* start Extracted entries *

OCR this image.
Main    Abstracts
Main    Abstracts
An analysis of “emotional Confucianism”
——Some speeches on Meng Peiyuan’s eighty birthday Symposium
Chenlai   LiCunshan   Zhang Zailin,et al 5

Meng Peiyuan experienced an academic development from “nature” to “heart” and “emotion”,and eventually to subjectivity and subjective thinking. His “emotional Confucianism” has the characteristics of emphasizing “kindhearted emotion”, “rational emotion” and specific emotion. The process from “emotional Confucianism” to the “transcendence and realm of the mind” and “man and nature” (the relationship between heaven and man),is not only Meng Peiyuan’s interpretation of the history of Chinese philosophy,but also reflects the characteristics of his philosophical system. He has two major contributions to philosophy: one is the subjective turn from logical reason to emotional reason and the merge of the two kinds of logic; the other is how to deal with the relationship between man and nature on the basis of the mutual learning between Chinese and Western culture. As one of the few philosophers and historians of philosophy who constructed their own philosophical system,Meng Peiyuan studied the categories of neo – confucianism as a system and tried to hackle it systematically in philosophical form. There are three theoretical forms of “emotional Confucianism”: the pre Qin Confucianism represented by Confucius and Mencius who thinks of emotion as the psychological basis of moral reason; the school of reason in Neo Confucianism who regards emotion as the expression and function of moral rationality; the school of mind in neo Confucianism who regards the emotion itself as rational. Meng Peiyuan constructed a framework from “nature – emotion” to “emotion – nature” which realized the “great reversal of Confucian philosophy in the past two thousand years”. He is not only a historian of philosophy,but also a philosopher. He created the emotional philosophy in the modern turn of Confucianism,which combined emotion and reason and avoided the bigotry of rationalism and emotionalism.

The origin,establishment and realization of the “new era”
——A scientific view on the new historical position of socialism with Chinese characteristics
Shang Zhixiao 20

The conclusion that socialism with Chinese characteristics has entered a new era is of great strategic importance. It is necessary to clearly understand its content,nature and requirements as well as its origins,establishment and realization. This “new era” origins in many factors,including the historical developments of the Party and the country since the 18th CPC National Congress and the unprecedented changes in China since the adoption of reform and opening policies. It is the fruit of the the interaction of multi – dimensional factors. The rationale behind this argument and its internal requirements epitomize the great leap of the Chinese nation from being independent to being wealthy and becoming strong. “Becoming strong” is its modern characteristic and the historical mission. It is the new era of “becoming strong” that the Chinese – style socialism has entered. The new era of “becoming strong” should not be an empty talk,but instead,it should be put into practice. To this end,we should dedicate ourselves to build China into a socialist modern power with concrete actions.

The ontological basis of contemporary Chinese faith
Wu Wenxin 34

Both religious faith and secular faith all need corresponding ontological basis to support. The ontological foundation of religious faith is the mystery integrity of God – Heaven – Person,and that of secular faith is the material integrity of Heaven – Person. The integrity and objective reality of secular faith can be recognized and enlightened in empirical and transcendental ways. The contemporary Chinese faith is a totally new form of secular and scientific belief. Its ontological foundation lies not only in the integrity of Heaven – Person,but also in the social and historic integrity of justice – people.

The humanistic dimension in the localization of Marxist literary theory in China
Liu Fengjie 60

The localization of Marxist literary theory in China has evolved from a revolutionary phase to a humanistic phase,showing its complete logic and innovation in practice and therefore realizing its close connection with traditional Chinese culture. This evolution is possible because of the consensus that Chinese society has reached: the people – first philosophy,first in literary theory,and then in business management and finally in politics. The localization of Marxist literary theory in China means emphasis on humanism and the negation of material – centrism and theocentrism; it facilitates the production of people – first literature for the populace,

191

* end Extracted entries *

* The request:
From the entries above, list each line with "socialism" in it.

* Solved problem:
——A scientific view on the new historical position of socialism with Chinese characteristics
The conclusion that socialism with Chinese characteristics has entered a new era is of great strategic importance. It is necessary to clearly understand its content,nature and requirements as well as its origins,establishment and realization. This “new era” origins in many factors,including the historical developments of the Party and the country since the 18th CPC National Congress and the unprecedented changes in China since the adoption of reform and opening policies. It is the fruit of the the interaction of multi – dimensional factors. The rationale behind this argument and its internal requirements epitomize the great leap of the Chinese nation from being independent to being wealthy and becoming strong. “Becoming strong” is its modern characteristic and the historical mission. It is the new era of “becoming strong” that the Chinese – style socialism has entered. The new era of “becoming strong” should not be an empty talk,but instead,it should be put into practice. To this end,we should dedicate ourselves to build China into a socialist modern power with concrete actions.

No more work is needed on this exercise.